TASK REQUIREMENTS:
Would you retype all of these records exactly?

===== INPUT RECORDS =====

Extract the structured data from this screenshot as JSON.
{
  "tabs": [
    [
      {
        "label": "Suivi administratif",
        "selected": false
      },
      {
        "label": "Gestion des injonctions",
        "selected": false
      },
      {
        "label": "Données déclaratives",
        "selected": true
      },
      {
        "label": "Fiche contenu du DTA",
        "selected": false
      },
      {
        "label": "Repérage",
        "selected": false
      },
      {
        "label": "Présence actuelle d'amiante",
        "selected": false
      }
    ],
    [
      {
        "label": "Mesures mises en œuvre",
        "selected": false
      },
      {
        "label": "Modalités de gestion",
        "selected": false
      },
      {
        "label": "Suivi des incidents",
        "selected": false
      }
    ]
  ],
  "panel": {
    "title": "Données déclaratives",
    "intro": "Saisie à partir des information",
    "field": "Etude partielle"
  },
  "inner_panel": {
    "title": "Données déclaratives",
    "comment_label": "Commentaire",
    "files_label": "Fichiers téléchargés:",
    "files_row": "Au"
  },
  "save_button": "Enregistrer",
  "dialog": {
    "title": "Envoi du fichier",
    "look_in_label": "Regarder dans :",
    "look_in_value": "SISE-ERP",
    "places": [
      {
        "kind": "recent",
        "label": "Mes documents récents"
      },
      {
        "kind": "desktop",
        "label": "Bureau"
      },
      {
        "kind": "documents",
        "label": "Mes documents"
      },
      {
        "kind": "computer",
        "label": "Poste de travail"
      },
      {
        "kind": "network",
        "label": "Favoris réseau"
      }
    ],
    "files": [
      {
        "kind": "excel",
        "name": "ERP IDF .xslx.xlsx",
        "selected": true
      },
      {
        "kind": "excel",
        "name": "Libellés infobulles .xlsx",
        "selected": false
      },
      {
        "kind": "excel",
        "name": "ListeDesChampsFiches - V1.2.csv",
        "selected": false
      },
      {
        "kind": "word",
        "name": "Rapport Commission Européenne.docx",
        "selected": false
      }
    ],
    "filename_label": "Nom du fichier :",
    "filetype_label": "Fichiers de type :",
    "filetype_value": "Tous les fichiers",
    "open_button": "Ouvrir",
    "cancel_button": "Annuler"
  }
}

=====

EXERCISE OUTPUT:
Extract the structured data from this screenshot as JSON.
{
  "tabs": [
    [
      {
        "label": "Suivi administratif",
        "selected": false
      },
      {
        "label": "Gestion des injonctions",
        "selected": false
      },
      {
        "label": "Données déclaratives",
        "selected": true
      },
      {
        "label": "Fiche contenu du DTA",
        "selected": false
      },
      {
        "label": "Repérage",
        "selected": false
      },
      {
        "label": "Présence actuelle d'amiante",
        "selected": false
      }
    ],
    [
      {
        "label": "Mesures mises en œuvre",
        "selected": false
      },
      {
        "label": "Modalités de gestion",
        "selected": false
      },
      {
        "label": "Suivi des incidents",
        "selected": false
      }
    ]
  ],
  "panel": {
    "title": "Données déclaratives",
    "intro": "Saisie à partir des information",
    "field": "Etude partielle"
  },
  "inner_panel": {
    "title": "Données déclaratives",
    "comment_label": "Commentaire",
    "files_label": "Fichiers téléchargés:",
    "files_row": "Au"
  },
  "save_button": "Enregistrer",
  "dialog": {
    "title": "Envoi du fichier",
    "look_in_label": "Regarder dans :",
    "look_in_value": "SISE-ERP",
    "places": [
      {
        "kind": "recent",
        "label": "Mes documents récents"
      },
      {
        "kind": "desktop",
        "label": "Bureau"
      },
      {
        "kind": "documents",
        "label": "Mes documents"
      },
      {
        "kind": "computer",
        "label": "Poste de travail"
      },
      {
        "kind": "network",
        "label": "Favoris réseau"
      }
    ],
    "files": [
      {
        "kind": "excel",
        "name": "ERP IDF .xslx.xlsx",
        "selected": true
      },
      {
        "kind": "excel",
        "name": "Libellés infobulles .xlsx",
        "selected": false
      },
      {
        "kind": "excel",
        "name": "ListeDesChampsFiches - V1.2.csv",
        "selected": false
      },
      {
        "kind": "word",
        "name": "Rapport Commission Européenne.docx",
        "selected": false
      }
    ],
    "filename_label": "Nom du fichier :",
    "filetype_label": "Fichiers de type :",
    "filetype_value": "Tous les fichiers",
    "open_button": "Ouvrir",
    "cancel_button": "Annuler"
  }
}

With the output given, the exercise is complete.